Your answer should be only a number: how many lines include the word "ассигнования".
====================
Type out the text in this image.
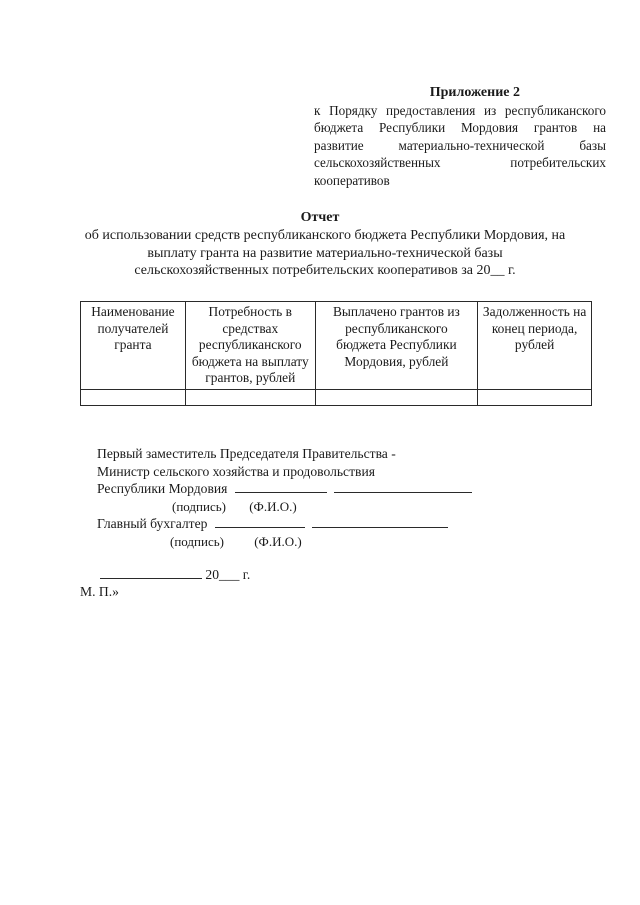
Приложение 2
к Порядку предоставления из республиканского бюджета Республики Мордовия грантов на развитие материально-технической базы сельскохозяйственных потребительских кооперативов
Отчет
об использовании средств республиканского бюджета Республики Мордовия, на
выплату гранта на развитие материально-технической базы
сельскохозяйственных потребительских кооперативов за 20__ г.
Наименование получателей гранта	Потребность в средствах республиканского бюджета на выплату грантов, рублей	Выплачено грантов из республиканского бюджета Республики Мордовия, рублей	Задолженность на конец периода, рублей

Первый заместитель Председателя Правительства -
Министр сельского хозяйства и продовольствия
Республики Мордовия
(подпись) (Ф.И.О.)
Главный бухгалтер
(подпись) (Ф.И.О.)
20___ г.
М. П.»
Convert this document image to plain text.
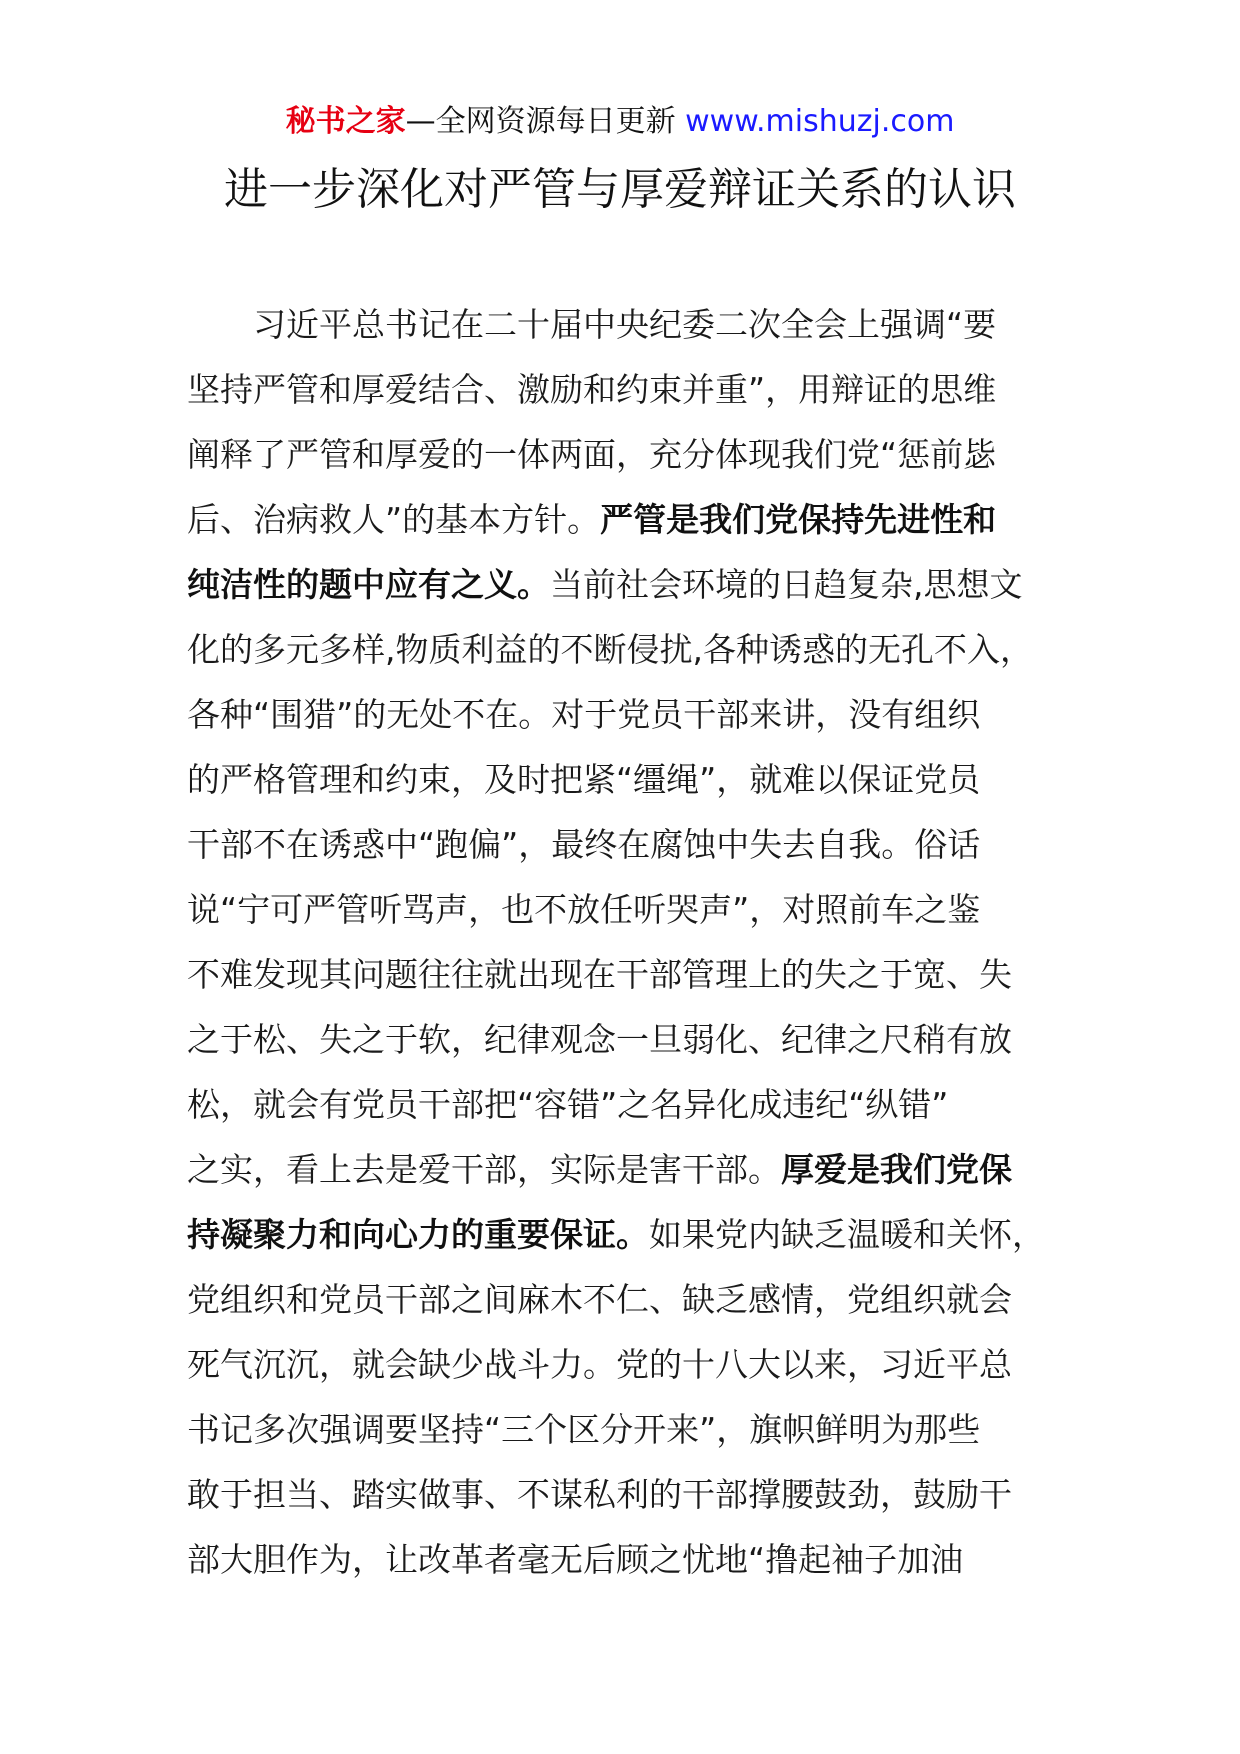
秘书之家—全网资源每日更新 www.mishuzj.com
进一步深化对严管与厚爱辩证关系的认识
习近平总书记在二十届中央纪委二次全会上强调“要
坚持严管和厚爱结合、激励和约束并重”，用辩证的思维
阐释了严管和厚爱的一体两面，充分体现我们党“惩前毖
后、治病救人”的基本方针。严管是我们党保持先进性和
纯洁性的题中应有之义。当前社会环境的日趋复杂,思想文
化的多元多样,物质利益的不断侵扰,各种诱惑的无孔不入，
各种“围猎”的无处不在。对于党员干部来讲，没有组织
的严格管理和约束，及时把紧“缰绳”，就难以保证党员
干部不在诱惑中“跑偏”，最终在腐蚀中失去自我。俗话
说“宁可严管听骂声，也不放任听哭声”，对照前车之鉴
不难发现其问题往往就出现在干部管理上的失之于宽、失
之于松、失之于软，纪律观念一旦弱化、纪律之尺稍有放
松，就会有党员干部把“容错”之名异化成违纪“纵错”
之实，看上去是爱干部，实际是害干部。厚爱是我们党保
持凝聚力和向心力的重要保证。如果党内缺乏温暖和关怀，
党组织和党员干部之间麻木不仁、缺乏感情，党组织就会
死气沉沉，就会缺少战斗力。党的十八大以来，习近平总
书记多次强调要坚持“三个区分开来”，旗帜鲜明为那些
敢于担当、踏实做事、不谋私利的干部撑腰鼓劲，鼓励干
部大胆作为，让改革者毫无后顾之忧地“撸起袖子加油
====================
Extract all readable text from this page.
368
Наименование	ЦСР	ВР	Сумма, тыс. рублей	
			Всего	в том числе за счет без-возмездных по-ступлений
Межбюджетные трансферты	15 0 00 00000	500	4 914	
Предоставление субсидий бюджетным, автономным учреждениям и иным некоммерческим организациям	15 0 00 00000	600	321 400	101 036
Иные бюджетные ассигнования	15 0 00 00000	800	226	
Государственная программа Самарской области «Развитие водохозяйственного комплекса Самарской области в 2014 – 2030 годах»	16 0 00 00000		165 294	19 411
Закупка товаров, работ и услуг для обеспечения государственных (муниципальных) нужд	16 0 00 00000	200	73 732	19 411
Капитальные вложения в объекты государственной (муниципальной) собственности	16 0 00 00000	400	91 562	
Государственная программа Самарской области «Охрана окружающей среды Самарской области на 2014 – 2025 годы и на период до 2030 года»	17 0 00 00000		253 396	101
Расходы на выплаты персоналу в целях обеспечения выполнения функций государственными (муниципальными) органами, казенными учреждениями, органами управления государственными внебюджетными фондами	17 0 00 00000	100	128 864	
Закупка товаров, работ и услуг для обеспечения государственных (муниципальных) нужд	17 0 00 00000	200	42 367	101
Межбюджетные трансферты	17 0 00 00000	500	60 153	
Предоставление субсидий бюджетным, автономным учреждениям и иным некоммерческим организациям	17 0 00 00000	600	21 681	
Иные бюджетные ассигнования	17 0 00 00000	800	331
====================
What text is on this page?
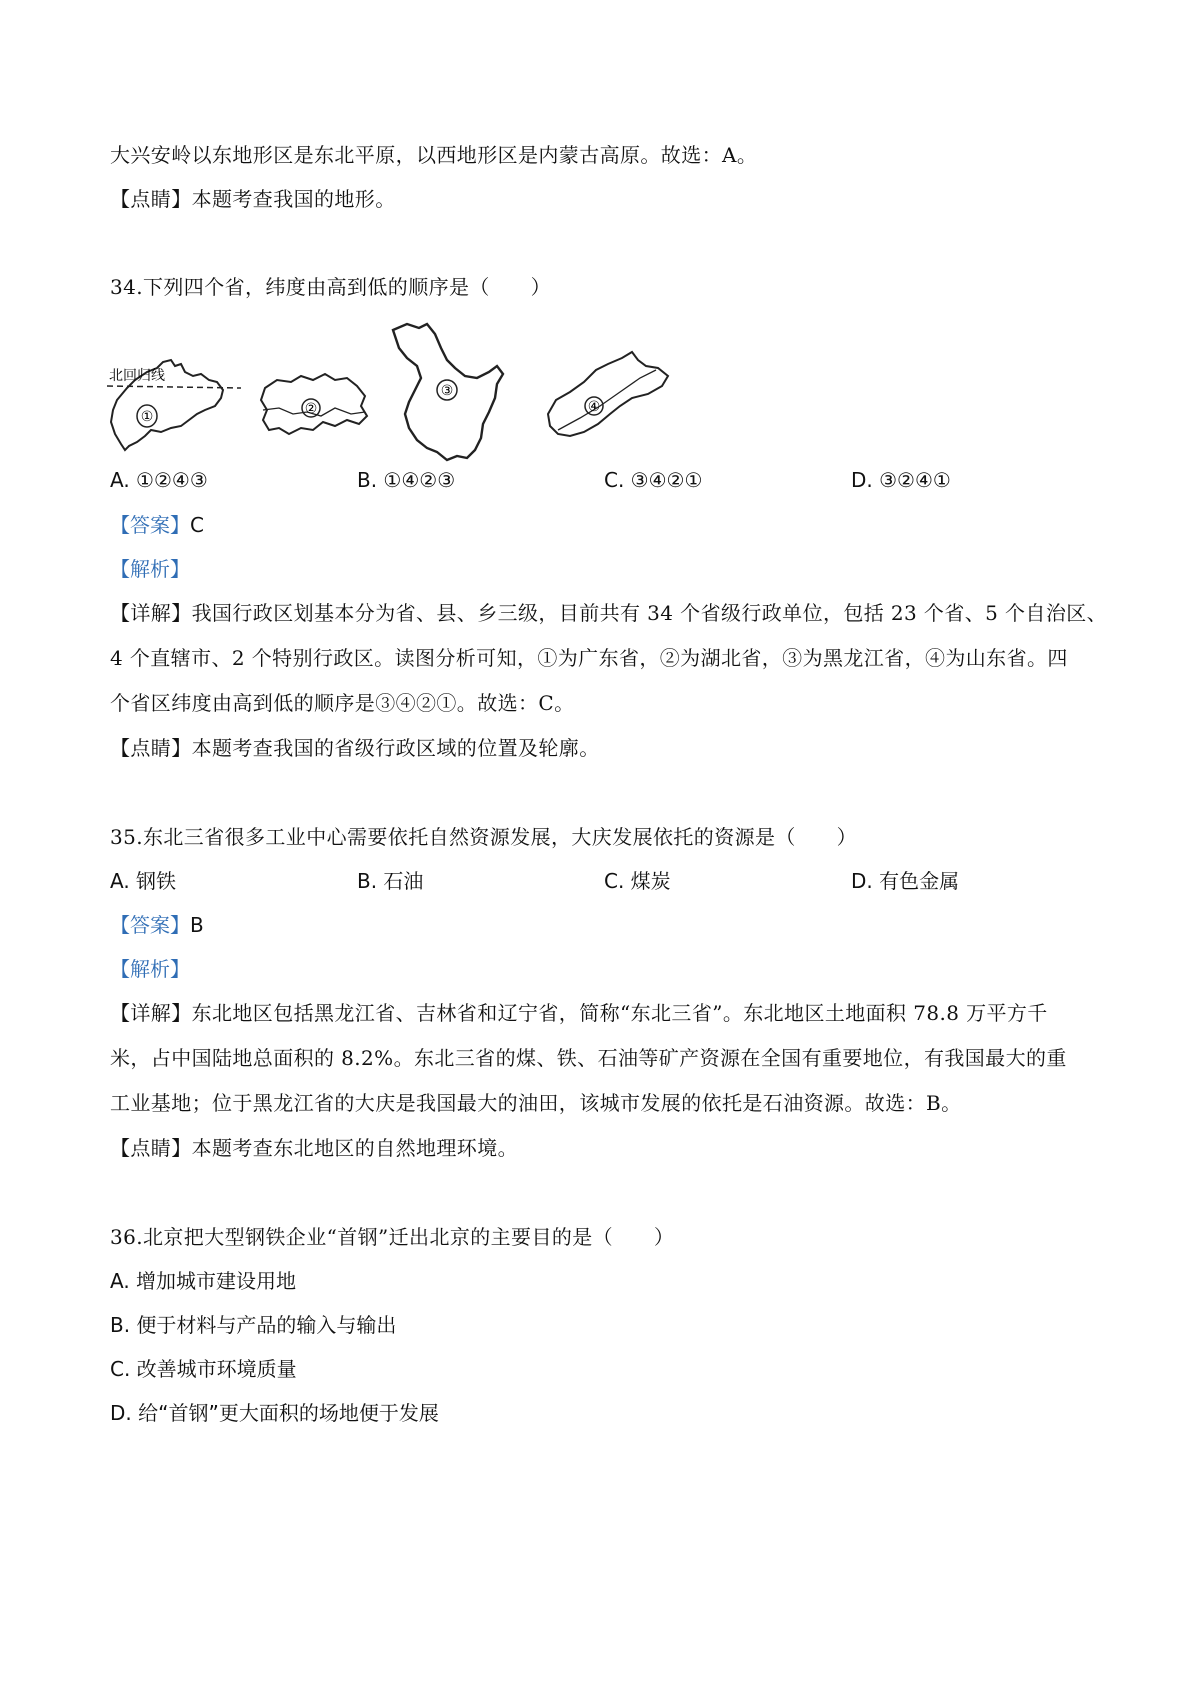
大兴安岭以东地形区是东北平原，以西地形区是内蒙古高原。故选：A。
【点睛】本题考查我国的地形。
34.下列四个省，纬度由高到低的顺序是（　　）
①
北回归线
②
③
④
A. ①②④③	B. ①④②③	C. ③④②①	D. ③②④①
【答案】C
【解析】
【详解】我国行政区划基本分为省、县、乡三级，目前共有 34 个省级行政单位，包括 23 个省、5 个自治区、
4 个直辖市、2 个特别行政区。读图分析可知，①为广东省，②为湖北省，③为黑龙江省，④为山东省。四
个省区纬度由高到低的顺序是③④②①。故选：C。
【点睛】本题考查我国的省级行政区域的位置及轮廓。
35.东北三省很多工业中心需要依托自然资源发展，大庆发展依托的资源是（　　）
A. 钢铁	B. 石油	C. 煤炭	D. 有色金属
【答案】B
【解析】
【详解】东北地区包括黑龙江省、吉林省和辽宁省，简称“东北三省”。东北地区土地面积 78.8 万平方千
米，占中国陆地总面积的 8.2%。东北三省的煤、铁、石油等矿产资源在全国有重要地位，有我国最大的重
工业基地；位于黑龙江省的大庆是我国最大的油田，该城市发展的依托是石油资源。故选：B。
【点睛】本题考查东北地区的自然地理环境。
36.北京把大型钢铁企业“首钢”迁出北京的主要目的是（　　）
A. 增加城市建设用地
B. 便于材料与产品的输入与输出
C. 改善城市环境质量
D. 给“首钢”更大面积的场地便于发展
====================
> ANSWER TO THE EXERCISE
2